------ Input records ------

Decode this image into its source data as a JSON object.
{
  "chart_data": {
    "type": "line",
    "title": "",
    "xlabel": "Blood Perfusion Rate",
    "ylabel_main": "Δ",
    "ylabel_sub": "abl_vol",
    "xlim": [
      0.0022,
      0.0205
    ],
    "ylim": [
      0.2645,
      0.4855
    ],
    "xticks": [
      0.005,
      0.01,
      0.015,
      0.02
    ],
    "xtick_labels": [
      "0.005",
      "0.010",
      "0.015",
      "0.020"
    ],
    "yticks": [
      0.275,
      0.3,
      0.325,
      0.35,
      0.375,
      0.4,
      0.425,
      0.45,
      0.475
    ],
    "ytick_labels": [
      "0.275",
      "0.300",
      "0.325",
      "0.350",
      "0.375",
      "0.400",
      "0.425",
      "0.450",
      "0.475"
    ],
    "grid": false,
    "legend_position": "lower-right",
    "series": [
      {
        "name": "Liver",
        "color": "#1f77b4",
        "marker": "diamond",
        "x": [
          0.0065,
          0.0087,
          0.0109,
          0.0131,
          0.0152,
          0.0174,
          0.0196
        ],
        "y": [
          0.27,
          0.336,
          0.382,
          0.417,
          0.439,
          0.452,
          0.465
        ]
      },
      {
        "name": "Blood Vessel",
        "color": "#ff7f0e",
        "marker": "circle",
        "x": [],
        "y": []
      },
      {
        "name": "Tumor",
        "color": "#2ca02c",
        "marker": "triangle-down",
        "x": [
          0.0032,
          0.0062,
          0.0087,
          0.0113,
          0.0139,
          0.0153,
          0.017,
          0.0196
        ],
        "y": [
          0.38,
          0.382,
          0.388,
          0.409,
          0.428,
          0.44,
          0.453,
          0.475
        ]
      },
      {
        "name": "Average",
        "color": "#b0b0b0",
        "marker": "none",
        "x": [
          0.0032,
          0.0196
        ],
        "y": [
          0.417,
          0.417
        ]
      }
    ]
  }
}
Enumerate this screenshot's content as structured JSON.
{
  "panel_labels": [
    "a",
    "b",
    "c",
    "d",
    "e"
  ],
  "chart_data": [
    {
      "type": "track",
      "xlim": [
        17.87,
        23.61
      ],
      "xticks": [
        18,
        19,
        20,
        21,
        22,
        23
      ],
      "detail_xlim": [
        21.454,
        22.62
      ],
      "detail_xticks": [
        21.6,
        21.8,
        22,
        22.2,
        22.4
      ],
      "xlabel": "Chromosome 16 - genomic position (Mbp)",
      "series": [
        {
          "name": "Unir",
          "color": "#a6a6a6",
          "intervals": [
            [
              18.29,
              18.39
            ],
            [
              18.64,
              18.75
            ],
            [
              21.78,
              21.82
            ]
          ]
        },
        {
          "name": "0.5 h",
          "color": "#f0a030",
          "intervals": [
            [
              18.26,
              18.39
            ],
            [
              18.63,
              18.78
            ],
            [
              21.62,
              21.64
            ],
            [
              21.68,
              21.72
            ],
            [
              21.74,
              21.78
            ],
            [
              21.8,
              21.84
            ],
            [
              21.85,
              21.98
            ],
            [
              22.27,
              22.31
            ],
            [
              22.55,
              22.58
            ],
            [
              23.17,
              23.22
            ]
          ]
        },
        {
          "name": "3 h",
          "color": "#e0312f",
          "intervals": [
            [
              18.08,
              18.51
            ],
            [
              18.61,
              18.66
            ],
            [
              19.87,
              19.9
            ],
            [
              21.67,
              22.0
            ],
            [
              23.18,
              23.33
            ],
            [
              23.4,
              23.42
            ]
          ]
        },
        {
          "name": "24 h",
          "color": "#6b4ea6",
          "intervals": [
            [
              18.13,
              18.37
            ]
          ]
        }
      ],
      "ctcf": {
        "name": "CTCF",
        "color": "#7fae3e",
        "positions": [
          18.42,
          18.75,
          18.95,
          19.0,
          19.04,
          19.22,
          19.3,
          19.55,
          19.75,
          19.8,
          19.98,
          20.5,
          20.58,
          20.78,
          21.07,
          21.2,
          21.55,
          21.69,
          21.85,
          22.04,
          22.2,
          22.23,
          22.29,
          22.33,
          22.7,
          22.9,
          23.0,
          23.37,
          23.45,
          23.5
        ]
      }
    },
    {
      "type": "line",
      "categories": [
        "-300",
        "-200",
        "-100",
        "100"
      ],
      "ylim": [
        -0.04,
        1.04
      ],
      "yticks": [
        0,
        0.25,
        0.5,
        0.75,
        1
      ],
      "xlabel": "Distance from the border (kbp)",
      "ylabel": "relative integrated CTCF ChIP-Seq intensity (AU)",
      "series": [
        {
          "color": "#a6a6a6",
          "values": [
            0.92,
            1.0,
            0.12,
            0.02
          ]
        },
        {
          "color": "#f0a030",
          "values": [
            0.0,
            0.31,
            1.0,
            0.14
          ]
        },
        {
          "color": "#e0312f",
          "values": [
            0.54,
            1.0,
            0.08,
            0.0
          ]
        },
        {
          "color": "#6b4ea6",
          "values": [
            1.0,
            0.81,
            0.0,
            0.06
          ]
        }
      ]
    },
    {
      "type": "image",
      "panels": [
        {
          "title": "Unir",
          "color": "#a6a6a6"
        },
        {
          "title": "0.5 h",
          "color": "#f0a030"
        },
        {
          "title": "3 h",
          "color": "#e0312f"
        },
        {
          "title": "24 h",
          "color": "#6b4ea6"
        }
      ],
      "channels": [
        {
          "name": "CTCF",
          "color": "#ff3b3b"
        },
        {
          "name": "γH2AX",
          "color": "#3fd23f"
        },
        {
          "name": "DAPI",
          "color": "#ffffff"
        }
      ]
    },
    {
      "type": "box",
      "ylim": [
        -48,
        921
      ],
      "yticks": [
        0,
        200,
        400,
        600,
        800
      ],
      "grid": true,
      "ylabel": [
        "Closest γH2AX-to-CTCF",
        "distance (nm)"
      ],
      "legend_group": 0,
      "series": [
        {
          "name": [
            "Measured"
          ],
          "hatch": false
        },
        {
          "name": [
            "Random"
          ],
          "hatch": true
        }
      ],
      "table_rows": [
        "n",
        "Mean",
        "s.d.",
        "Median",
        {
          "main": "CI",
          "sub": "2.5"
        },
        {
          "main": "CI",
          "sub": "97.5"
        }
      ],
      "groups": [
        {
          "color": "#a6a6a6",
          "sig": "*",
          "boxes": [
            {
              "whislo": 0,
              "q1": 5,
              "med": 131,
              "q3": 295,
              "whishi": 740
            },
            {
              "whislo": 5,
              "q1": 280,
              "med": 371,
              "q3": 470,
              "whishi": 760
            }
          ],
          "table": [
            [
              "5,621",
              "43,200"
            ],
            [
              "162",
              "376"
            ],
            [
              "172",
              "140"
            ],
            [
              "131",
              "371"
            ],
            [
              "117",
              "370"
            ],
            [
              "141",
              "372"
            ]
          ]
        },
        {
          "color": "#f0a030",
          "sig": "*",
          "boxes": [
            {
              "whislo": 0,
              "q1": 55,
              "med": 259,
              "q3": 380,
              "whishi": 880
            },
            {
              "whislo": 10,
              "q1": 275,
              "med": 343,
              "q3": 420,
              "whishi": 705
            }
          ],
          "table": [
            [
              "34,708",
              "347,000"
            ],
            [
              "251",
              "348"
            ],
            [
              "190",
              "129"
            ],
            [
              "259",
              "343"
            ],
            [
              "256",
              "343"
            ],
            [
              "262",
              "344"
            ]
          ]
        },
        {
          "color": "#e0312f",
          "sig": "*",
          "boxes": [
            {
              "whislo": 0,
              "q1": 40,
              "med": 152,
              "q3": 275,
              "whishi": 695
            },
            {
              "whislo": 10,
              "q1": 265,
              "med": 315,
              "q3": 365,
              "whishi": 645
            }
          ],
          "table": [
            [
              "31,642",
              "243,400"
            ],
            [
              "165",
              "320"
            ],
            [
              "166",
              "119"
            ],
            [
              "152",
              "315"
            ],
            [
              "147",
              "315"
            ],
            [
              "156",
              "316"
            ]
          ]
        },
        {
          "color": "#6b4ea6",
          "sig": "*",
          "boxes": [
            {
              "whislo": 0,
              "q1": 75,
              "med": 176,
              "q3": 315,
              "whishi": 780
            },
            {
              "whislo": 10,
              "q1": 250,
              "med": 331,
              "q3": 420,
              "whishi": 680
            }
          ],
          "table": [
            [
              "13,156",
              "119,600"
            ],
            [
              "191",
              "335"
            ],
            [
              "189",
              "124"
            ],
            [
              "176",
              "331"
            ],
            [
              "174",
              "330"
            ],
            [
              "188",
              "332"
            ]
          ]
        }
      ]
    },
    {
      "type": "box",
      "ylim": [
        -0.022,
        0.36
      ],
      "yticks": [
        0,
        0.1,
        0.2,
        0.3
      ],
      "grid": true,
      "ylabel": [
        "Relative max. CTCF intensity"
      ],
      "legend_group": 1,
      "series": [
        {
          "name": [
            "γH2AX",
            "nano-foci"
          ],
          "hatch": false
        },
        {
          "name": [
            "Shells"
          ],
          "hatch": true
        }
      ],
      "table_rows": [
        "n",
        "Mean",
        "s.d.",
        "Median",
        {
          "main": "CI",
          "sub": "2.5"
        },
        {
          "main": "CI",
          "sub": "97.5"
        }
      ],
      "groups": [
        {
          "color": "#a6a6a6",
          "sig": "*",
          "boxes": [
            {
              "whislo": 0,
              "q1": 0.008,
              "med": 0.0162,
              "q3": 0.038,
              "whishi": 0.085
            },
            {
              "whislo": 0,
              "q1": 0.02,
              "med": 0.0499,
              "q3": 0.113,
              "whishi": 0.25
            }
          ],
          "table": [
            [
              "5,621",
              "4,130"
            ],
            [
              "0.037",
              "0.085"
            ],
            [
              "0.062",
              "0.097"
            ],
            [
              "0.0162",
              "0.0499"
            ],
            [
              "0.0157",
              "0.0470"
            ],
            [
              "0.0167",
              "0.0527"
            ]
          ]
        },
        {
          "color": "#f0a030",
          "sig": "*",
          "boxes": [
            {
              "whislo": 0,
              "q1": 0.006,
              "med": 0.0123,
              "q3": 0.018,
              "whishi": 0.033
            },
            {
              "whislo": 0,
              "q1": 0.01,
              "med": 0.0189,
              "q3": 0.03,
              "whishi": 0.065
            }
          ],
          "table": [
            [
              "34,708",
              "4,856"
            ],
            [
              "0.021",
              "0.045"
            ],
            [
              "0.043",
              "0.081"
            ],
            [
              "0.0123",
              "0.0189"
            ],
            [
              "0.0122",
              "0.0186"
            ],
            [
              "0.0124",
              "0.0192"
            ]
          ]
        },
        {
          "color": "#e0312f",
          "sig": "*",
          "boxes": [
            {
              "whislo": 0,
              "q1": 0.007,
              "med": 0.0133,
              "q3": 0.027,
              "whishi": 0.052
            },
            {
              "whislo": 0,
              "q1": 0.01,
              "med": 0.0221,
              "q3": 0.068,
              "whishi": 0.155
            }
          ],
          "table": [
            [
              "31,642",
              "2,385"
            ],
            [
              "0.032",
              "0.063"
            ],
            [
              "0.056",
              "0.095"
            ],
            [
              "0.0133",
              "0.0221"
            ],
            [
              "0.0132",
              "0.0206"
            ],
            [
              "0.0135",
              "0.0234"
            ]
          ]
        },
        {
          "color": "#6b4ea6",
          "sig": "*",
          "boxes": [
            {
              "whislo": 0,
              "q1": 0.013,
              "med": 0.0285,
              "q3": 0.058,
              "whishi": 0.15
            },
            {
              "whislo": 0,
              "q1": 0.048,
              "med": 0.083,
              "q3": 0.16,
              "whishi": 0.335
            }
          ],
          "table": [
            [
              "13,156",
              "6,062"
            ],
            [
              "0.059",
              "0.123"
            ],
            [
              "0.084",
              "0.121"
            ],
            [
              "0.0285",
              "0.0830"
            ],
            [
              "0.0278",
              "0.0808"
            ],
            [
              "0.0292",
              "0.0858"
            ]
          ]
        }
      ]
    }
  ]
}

------

## Work to be completed
If the word "type" appears in a line above, copy that line.

## Result below
    "type": "line",
      "type": "track",
      "type": "line",
      "type": "image",
      "type": "box",
      "type": "box",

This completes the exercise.